Do this
Each entry below is to be written out exactly, and the pictures are to be left out.

Entries
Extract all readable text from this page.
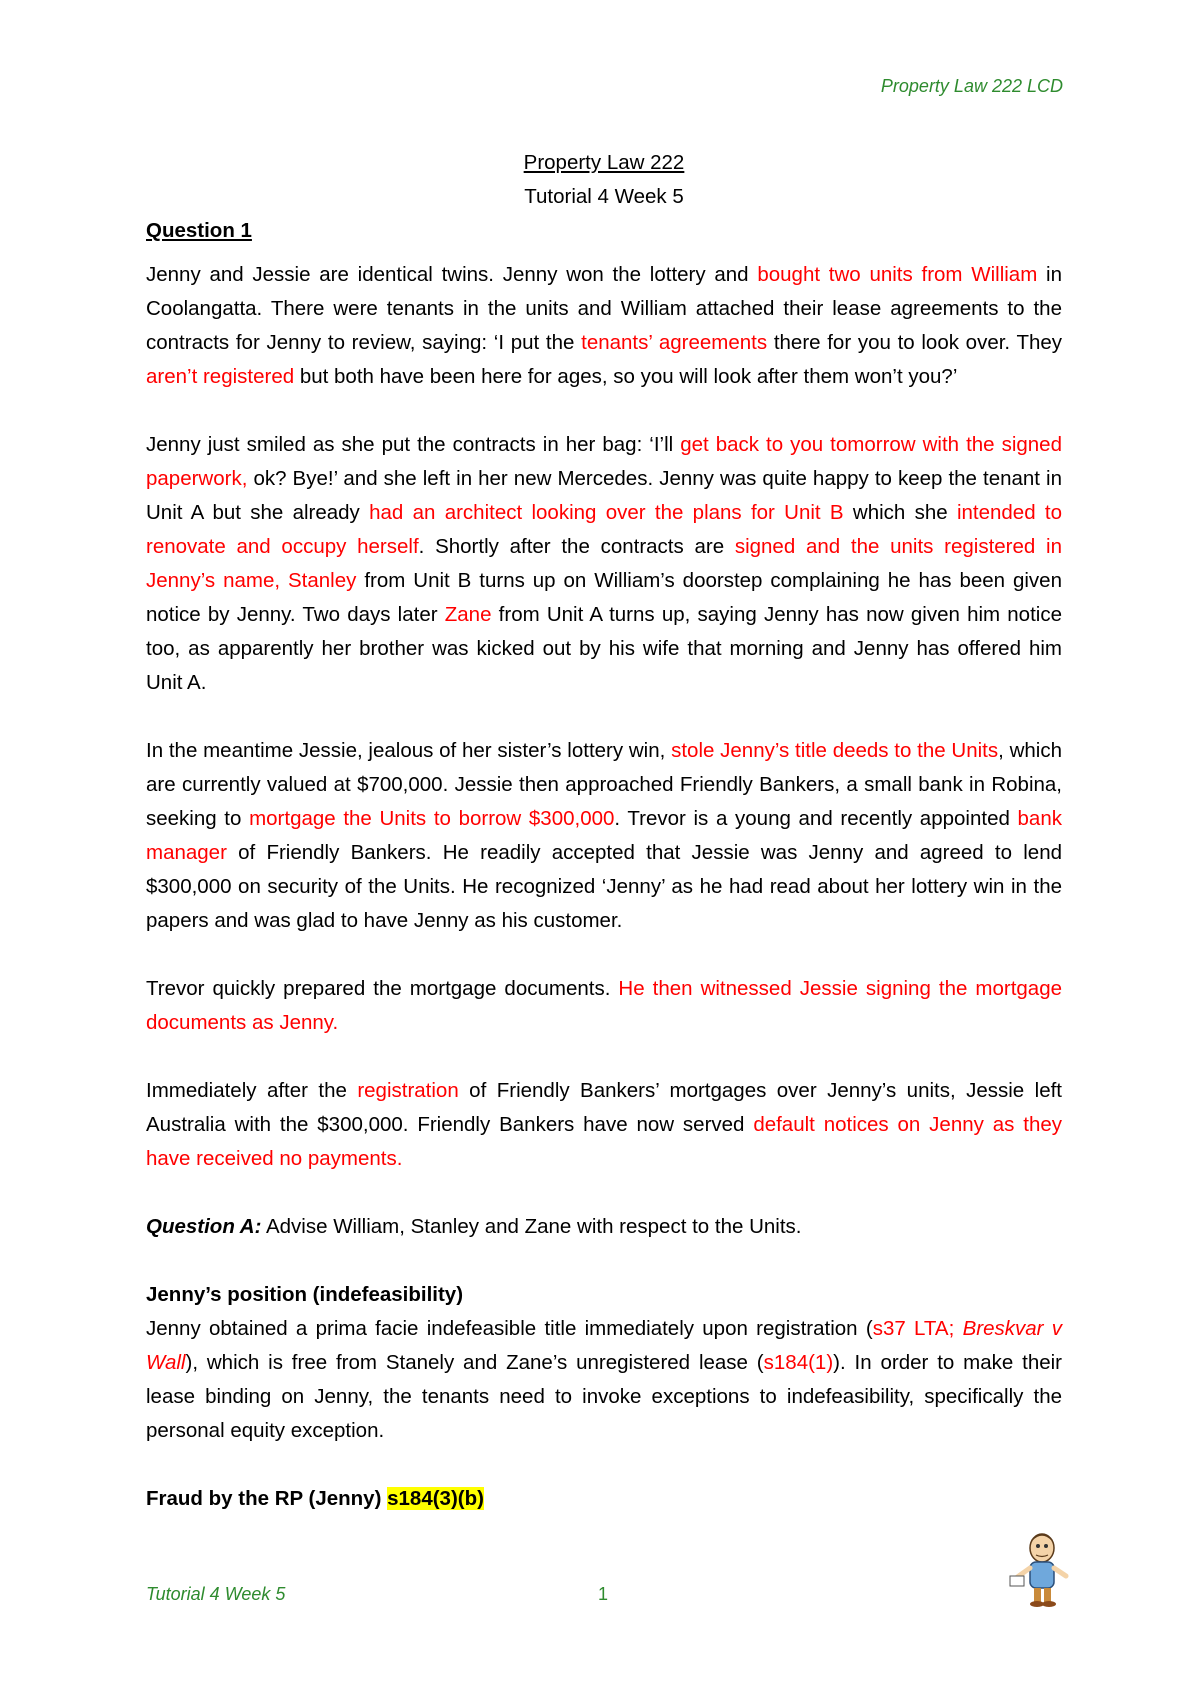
Property Law 222 LCD
Property Law 222
Tutorial 4 Week 5
Question 1

Jenny and Jessie are identical twins. Jenny won the lottery and bought two units from William in Coolangatta. There were tenants in the units and William attached their lease agreements to the contracts for Jenny to review, saying: ‘I put the tenants’ agreements there for you to look over. They aren’t registered but both have been here for ages, so you will look after them won’t you?’

Jenny just smiled as she put the contracts in her bag: ‘I’ll get back to you tomorrow with the signed paperwork, ok? Bye!’ and she left in her new Mercedes. Jenny was quite happy to keep the tenant in Unit A but she already had an architect looking over the plans for Unit B which she intended to renovate and occupy herself. Shortly after the contracts are signed and the units registered in Jenny’s name, Stanley from Unit B turns up on William’s doorstep complaining he has been given notice by Jenny. Two days later Zane from Unit A turns up, saying Jenny has now given him notice too, as apparently her brother was kicked out by his wife that morning and Jenny has offered him Unit A.

In the meantime Jessie, jealous of her sister’s lottery win, stole Jenny’s title deeds to the Units, which are currently valued at $700,000. Jessie then approached Friendly Bankers, a small bank in Robina, seeking to mortgage the Units to borrow $300,000. Trevor is a young and recently appointed bank manager of Friendly Bankers. He readily accepted that Jessie was Jenny and agreed to lend $300,000 on security of the Units. He recognized ‘Jenny’ as he had read about her lottery win in the papers and was glad to have Jenny as his customer.

Trevor quickly prepared the mortgage documents. He then witnessed Jessie signing the mortgage documents as Jenny.

Immediately after the registration of Friendly Bankers’ mortgages over Jenny’s units, Jessie left Australia with the $300,000. Friendly Bankers have now served default notices on Jenny as they have received no payments.

Question A: Advise William, Stanley and Zane with respect to the Units.

Jenny’s position (indefeasibility)

Jenny obtained a prima facie indefeasible title immediately upon registration (s37 LTA; Breskvar v Wall), which is free from Stanely and Zane’s unregistered lease (s184(1)). In order to make their lease binding on Jenny, the tenants need to invoke exceptions to indefeasibility, specifically the personal equity exception.

Fraud by the RP (Jenny) s184(3)(b)
Tutorial 4 Week 5	1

Full output
Extract all readable text from this page.
Property Law 222 LCD
Property Law 222
Tutorial 4 Week 5
Question 1

Jenny and Jessie are identical twins. Jenny won the lottery and bought two units from William in Coolangatta. There were tenants in the units and William attached their lease agreements to the contracts for Jenny to review, saying: ‘I put the tenants’ agreements there for you to look over. They aren’t registered but both have been here for ages, so you will look after them won’t you?’

Jenny just smiled as she put the contracts in her bag: ‘I’ll get back to you tomorrow with the signed paperwork, ok? Bye!’ and she left in her new Mercedes. Jenny was quite happy to keep the tenant in Unit A but she already had an architect looking over the plans for Unit B which she intended to renovate and occupy herself. Shortly after the contracts are signed and the units registered in Jenny’s name, Stanley from Unit B turns up on William’s doorstep complaining he has been given notice by Jenny. Two days later Zane from Unit A turns up, saying Jenny has now given him notice too, as apparently her brother was kicked out by his wife that morning and Jenny has offered him Unit A.

In the meantime Jessie, jealous of her sister’s lottery win, stole Jenny’s title deeds to the Units, which are currently valued at $700,000. Jessie then approached Friendly Bankers, a small bank in Robina, seeking to mortgage the Units to borrow $300,000. Trevor is a young and recently appointed bank manager of Friendly Bankers. He readily accepted that Jessie was Jenny and agreed to lend $300,000 on security of the Units. He recognized ‘Jenny’ as he had read about her lottery win in the papers and was glad to have Jenny as his customer.

Trevor quickly prepared the mortgage documents. He then witnessed Jessie signing the mortgage documents as Jenny.

Immediately after the registration of Friendly Bankers’ mortgages over Jenny’s units, Jessie left Australia with the $300,000. Friendly Bankers have now served default notices on Jenny as they have received no payments.

Question A: Advise William, Stanley and Zane with respect to the Units.

Jenny’s position (indefeasibility)

Jenny obtained a prima facie indefeasible title immediately upon registration (s37 LTA; Breskvar v Wall), which is free from Stanely and Zane’s unregistered lease (s184(1)). In order to make their lease binding on Jenny, the tenants need to invoke exceptions to indefeasibility, specifically the personal equity exception.

Fraud by the RP (Jenny) s184(3)(b)
Tutorial 4 Week 5	1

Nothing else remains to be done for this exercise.